Quoted text:
## BEGIN

THE STORY
Years ago, I worked for a CFO who liked to tell this story.
He said that in a lifetime of being in finance he had seen hundreds, if not
thousands of financial pro formas. He said that almost without exception, every
one of those pro formas projected a financial outcome high enough to exceed
whatever financial hurdle was necessary to get a project approved.
Yet, once the best of those projects were approved and put
into action, a significant proportion of those projects would be dismal
failures. And one could assume that if a high percentage of the better projects
failed, an even higher percentage of the ones not approved would have also
failed.
So how is it that so many projects with favorable financial
pro formas at the beginning turned out to be dismal failures in the end? It was
enough to get this CFO to lose confidence in the value of most pro formas. Yet,
as CFO, a large percentage of his job was in dealing with pro formas. It got
him very discouraged.
THE ANALOGY
Strategic planning deals with the future. Even though the future is not known, we try
to make projections about how we think the future could occur under various
scenarios. Then we choose the strategic plan which appears to have the best
future outcome.
These strategic plans tend to be like a more sophisticated
version of a financial pro forma, which also tries to quantify the future. In the story, we saw that there was not a
strong correlation between a great pro forma projection and a great future
outcome. Similarly, strategic outcomes rarely look like our initial
projections. Hardly anyone would willingly promote a strategic path that they
knew would fail, yet many strategies do, in fact, fail. Even when the planning
process is thorough and dives deep into the details, the targeted numbers in
the plan are often woefully missed.
It’s enough to get one very discouraged.
THE PRINCIPLE
The principle here has to do with the concept of “accuracy.”
In both the world of finance and the world of strategy, we would like to have
accurate projections. Yet, as we have seen, even a strong desire for accuracy
does not guarantee that financial pro formas and strategic plans will do a very
good job of capturing reality.
Part of the problem is that a person can take two approaches
to accuracy. We’ll call them “Internal
Linkage” accuracy and “External Linkage” accuracy. One of these approaches is far better at
eliminating unpleasant surprise outcomes than the other. And far too often, companies focus on the
wrong one.
Internal Linkage
Accuracy
Internal linkage accuracy is concerned with making sure the
mechanics of the modeling mesh together properly. Areas where the eye to
accuracy is focused on in this approach include:
1.
Making sure the balance sheet, income statement and
cash flow statement all tie out precisely (without rounding).
2.
Making sure all the sub-accounts are filled and add up
to the total.
3.
Making sure the precise cost of capital is used.
4.
Making sure all the boxes are filled in on the forms
and scorecards.
5.
Making sure there are measurable KPI’s (Key Performance
Indicators) for every initiative.
6.
Making sure you have all the proper sign-offs by the
required people.
7.
Making sure all of the data is accurately represented,
and fully tied to the stated strategic goals and annual budgets.
The idea here is to make sure everything in the process ties
together. The assumption is that if there is a high degree of accuracy in
getting all the parts of the process to agree, then you have a good, solid
plan. The comfort comes from having lots of numbers carried out to several
decimal points.

## END

Aim of the exercise: Continue the text on internal and external linkage accuracy from where it stops.

Provided records:
## BEGIN

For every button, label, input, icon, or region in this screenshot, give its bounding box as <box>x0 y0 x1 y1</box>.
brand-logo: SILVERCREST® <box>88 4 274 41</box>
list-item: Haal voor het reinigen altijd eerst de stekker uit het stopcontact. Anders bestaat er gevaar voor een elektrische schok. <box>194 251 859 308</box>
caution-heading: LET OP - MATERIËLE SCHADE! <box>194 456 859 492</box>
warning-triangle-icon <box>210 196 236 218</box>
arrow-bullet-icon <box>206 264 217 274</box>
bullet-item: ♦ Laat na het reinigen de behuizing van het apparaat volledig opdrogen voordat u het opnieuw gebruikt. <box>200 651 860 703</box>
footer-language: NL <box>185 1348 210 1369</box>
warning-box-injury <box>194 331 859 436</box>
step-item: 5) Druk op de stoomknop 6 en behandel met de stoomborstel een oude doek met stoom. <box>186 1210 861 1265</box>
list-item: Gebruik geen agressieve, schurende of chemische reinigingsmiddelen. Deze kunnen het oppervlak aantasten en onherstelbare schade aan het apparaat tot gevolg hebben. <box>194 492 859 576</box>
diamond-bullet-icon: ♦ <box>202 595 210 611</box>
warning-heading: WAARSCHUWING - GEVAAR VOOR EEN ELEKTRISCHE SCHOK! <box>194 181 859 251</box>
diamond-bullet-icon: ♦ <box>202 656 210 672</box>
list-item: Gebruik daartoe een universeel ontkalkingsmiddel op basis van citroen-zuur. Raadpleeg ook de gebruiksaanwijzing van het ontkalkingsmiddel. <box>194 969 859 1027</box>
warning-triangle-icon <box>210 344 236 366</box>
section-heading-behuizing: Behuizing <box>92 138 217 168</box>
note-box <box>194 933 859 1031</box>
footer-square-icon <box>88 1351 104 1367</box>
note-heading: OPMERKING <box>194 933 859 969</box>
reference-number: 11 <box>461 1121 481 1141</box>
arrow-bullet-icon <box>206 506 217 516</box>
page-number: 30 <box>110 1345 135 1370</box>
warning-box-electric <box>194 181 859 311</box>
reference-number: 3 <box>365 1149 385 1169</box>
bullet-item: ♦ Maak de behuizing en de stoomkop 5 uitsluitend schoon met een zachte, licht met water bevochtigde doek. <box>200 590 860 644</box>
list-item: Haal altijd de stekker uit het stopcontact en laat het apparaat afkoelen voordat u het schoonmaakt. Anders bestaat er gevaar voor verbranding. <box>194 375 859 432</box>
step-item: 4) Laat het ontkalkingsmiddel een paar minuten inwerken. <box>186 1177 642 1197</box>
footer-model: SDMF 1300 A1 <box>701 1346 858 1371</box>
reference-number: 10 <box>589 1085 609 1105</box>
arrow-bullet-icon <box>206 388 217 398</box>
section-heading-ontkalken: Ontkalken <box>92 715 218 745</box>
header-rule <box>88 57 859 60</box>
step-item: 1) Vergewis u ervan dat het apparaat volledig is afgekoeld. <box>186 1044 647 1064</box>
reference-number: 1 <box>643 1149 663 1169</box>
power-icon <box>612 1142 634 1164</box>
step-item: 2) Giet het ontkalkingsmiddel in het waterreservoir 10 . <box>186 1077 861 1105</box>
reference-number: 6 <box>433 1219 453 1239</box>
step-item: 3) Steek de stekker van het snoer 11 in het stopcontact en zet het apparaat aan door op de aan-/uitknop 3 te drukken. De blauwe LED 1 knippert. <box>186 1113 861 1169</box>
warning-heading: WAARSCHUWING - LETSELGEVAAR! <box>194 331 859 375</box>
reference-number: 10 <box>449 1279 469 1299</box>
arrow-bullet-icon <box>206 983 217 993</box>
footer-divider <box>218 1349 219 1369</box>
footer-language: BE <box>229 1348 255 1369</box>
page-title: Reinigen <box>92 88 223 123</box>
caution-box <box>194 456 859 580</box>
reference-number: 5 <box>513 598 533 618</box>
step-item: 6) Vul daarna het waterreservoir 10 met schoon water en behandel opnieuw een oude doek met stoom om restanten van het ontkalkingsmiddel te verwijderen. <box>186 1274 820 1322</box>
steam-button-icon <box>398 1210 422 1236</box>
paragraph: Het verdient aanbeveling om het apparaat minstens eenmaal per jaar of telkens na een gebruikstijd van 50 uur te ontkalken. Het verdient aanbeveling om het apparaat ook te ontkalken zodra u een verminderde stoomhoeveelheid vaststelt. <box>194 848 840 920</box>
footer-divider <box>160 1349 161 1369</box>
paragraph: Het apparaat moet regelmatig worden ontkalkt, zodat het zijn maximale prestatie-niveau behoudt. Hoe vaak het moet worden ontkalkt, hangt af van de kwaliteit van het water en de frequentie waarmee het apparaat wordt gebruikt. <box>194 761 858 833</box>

## END

Final result:
External Linkage
Accuracy
External Linkage Accuracy, on the other hand, is concerned
with making sure the internal strategy meshes together with the anticipated
external marketplace where the strategy will be executed. Areas where the eye
to accuracy is focused in this approach include:
1.
Making sure the strategy is superior to all the external
alternatives in solving a problem important to your consumer segment. These can
be similar or dis-similar alternatives.
2.
Making sure competitive reaction is factored into the
analysis.
3.
Making sure evolving technologies and social issues are
taken into account.
4.
Making sure the company and its employees are willing
and capable of delivering on the promises inherent in the strategy.
5.
Making sure to factor in changes over time in external
factors such as raw material pricing, final product pricing, consumer adoption
rates, etc.
The idea here is that the more accurately your strategy accounts
for the external dynamics, the more likely the strategy will succeed in that
environment. The comfort comes not so much from numbers, but from relative
superiority and strategic fit.
Why a Focus on
External Linkage is Better
If you want your strategy to succeed in the future, the
focus on external linkage is more important than the focus on internal linkage.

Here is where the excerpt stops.